**PROBLEM DETAILS:**
Comb the records below for the string "Denuda" and copy each line where it turns up.

**STORED DATA:**
-------

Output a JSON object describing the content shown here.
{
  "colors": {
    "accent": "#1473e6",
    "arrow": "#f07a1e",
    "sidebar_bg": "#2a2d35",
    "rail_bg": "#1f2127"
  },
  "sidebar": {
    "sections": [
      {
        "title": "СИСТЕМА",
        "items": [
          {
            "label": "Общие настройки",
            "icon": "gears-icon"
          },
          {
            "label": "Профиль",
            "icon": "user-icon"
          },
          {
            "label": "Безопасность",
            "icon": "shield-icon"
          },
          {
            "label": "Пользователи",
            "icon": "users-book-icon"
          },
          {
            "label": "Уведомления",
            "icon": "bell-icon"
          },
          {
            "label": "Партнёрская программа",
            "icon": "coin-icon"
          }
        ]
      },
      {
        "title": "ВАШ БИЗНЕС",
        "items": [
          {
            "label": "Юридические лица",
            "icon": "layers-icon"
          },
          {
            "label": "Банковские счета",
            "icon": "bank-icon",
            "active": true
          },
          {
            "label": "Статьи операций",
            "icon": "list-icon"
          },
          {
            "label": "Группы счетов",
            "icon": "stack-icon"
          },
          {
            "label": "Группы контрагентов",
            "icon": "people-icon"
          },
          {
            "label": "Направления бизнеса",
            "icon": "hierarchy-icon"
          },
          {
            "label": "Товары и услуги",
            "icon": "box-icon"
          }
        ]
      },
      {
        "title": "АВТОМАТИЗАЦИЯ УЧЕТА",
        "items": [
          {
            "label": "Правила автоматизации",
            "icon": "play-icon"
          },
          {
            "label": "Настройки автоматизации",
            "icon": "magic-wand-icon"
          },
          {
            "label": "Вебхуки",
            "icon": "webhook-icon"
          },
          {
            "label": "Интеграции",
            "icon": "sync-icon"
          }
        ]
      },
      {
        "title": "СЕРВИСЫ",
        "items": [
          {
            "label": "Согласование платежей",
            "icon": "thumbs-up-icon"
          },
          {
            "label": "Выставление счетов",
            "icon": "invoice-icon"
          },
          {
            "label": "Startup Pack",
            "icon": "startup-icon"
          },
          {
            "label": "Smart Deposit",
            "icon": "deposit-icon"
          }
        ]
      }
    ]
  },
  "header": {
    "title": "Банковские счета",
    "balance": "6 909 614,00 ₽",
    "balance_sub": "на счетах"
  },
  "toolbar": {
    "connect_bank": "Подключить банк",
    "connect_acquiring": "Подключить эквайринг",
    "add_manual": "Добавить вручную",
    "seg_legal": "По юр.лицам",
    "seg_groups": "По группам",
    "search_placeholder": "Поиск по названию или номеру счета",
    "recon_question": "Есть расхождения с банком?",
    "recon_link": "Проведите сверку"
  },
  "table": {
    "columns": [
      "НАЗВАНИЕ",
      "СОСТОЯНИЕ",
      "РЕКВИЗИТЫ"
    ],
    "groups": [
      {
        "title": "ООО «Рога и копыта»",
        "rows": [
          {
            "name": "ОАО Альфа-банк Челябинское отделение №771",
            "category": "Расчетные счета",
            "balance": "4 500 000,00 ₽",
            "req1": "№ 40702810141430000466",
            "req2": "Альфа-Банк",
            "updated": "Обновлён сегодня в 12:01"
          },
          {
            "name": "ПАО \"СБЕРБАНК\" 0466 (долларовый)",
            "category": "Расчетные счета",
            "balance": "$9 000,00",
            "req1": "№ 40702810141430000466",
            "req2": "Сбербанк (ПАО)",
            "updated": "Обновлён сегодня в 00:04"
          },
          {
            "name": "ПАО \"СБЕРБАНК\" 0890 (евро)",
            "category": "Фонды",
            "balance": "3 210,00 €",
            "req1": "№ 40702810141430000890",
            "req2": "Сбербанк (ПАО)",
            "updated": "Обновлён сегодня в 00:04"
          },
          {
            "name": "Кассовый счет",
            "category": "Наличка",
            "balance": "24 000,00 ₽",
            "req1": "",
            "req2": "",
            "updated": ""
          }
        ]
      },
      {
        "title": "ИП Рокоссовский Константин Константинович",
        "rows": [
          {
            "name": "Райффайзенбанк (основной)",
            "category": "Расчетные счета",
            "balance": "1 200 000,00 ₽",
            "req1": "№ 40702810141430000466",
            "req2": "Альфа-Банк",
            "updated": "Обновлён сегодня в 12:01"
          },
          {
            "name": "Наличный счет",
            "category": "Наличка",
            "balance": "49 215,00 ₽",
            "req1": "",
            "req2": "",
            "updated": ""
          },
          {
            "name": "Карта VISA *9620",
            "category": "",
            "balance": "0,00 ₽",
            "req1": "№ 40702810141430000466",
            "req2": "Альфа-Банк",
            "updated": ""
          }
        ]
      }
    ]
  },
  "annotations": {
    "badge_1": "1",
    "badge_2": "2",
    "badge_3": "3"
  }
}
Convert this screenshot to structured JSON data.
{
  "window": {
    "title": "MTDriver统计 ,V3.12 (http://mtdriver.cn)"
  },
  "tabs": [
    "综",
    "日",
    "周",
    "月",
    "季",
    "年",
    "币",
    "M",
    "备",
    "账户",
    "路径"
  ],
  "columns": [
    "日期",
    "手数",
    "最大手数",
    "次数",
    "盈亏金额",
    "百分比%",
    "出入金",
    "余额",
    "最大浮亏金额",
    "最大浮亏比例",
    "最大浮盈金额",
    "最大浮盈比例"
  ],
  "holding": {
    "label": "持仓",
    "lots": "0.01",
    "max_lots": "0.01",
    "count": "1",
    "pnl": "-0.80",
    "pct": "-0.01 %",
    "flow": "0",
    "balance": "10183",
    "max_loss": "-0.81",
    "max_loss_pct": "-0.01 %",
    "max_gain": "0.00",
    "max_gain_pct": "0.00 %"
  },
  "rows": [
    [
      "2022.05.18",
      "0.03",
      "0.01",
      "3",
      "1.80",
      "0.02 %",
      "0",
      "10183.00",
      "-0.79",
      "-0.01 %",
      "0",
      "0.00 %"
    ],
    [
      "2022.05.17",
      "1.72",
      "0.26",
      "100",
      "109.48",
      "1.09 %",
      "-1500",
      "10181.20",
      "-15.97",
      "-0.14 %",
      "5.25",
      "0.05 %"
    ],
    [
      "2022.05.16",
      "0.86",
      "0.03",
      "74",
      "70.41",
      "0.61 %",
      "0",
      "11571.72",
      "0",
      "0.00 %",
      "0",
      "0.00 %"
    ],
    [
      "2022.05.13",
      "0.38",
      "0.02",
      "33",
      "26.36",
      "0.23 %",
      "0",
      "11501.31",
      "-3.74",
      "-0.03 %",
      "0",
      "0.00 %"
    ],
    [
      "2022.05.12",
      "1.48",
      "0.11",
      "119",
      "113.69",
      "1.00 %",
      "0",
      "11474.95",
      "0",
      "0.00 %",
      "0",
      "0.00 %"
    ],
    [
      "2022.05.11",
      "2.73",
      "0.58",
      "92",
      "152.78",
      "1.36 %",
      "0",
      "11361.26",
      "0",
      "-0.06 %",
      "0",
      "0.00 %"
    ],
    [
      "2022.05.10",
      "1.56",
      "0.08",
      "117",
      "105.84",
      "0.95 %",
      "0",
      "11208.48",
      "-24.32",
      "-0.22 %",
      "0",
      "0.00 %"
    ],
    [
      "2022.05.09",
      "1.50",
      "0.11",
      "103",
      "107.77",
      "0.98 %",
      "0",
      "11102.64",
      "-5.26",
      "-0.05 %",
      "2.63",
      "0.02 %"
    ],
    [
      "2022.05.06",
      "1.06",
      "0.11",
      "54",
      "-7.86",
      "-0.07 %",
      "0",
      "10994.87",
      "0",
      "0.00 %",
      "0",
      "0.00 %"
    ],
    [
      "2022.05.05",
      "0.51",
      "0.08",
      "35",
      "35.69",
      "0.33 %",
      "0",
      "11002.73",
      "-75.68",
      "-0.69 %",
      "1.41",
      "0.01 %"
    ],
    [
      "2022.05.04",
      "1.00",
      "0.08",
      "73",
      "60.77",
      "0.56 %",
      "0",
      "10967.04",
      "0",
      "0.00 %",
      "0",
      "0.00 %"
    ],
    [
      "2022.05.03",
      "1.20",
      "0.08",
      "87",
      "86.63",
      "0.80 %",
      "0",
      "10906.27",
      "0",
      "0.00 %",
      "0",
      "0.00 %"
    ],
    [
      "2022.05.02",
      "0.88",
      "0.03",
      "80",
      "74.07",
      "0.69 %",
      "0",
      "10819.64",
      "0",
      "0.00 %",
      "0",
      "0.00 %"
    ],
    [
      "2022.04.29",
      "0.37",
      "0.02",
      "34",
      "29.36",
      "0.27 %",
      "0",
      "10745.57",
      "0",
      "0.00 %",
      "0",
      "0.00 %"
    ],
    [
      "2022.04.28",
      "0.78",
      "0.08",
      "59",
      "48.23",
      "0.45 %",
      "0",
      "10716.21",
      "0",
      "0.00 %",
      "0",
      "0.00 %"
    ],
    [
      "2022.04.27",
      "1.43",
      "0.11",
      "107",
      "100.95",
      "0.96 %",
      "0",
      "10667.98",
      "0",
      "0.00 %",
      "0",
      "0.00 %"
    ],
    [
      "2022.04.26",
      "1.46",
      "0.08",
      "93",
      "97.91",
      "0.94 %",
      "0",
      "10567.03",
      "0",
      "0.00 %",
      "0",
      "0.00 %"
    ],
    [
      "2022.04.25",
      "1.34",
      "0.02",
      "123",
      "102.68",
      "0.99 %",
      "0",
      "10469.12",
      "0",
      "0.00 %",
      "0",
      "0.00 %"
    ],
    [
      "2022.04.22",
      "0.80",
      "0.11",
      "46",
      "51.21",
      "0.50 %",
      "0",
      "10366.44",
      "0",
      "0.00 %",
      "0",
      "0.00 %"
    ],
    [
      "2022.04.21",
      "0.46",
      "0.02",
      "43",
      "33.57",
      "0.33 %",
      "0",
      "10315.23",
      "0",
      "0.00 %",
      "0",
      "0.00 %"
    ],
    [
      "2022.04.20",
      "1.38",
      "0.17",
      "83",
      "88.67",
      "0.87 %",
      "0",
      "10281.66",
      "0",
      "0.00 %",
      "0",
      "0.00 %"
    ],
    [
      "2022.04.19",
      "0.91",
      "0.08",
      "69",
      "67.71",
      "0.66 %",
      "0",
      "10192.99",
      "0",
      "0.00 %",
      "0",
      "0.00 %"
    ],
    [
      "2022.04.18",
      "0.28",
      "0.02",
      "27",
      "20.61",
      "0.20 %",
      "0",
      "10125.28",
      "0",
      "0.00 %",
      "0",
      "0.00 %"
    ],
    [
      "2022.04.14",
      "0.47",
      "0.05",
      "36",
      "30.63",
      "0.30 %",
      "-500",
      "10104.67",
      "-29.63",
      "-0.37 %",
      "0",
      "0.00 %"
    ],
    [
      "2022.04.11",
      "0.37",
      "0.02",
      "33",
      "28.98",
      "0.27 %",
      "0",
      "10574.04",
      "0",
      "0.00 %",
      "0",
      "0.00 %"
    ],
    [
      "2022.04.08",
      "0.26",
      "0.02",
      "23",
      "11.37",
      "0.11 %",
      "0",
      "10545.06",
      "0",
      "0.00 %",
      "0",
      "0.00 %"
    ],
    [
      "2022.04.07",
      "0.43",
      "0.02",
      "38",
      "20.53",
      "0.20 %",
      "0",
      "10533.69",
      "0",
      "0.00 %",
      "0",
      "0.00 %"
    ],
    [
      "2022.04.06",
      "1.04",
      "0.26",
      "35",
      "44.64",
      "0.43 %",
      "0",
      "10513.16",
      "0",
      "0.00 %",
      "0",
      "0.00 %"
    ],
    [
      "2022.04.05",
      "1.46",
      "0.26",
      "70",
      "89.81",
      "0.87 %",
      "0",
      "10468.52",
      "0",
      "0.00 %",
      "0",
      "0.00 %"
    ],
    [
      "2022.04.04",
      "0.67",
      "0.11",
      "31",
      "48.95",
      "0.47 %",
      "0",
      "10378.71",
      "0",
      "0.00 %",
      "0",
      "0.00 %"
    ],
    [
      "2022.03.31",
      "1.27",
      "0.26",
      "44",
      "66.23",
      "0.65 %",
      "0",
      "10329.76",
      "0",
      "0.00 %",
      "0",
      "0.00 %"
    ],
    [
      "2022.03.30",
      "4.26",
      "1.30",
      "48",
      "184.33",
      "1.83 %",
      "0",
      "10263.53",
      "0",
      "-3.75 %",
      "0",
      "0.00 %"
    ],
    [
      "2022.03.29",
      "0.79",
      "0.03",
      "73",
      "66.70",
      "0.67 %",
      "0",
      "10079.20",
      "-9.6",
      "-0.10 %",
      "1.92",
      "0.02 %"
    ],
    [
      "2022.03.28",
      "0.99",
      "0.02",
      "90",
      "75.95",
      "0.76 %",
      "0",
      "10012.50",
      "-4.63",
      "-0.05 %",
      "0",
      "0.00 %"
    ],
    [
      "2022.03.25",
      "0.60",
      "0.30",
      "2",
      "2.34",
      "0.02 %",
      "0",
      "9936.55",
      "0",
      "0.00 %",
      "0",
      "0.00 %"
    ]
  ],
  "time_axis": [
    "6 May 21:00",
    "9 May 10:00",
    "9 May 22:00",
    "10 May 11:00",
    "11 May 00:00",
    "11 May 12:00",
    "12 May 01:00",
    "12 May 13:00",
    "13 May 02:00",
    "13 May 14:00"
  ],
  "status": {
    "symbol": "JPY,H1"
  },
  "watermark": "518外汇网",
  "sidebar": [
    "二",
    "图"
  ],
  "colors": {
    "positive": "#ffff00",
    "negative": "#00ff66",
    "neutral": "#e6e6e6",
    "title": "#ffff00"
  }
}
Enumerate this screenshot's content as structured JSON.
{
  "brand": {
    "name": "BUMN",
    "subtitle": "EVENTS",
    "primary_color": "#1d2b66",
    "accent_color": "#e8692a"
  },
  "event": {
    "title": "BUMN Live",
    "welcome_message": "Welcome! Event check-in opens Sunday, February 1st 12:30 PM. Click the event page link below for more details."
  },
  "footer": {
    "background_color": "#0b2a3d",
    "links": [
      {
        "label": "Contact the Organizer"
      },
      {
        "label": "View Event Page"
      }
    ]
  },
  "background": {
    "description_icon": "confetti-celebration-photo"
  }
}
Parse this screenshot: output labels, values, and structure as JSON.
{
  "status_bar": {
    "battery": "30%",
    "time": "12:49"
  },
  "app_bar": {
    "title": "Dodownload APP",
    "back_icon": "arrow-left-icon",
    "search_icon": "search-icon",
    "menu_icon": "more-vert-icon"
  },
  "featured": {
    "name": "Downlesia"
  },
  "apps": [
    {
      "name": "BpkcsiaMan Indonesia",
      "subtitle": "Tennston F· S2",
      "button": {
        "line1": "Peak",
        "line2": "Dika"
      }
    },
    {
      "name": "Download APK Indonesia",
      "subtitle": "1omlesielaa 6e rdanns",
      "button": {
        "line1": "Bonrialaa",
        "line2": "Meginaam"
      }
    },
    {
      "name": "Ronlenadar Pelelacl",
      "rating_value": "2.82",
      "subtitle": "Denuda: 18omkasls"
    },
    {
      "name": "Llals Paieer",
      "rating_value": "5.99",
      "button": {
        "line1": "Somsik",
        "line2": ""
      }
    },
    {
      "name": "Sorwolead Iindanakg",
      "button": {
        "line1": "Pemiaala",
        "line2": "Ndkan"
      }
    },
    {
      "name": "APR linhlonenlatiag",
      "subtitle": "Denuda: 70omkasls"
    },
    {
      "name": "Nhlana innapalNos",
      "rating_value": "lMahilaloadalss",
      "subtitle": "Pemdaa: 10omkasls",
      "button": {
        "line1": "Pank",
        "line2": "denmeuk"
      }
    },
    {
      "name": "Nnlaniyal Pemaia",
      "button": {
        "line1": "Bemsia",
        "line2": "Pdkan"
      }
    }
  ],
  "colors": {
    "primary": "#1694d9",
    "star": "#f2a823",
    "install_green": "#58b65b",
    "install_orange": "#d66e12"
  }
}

-------

**SOLVED PROBLEM:**
      "subtitle": "Denuda: 18omkasls"
      "subtitle": "Denuda: 70omkasls"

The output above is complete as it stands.